PROVIDED RECORDS:
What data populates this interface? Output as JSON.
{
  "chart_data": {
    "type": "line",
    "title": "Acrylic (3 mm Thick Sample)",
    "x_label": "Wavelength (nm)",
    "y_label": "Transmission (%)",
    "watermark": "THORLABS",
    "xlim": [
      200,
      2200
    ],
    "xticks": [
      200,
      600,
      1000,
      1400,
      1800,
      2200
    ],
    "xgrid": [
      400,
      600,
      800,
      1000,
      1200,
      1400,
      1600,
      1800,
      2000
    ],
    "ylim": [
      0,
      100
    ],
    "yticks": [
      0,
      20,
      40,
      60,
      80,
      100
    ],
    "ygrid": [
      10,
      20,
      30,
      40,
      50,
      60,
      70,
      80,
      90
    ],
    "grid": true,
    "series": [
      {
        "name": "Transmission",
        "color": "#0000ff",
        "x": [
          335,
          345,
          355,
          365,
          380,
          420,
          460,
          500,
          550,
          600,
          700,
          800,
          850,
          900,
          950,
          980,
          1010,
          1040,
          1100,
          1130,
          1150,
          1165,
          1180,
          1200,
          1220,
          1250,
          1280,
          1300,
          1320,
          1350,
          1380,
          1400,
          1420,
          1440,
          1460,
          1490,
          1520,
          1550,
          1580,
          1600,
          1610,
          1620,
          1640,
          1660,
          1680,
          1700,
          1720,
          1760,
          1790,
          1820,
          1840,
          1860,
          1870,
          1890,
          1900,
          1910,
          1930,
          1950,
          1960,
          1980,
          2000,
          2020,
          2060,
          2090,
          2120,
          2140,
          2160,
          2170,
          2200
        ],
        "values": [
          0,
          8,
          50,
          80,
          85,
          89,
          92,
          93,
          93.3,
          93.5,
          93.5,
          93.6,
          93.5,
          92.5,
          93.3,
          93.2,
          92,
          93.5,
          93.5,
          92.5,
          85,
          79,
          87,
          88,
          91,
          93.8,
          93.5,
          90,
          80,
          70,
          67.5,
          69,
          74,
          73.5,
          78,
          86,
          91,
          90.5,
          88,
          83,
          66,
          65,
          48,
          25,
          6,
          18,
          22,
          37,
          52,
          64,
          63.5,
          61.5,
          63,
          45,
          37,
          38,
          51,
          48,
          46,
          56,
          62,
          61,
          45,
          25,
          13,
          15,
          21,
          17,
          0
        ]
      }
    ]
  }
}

WHAT TO PRODUCE:
Extract, from the listing above, every line where the string "Transmission" occurs.

OUTPUT:
    "y_label": "Transmission (%)",
        "name": "Transmission",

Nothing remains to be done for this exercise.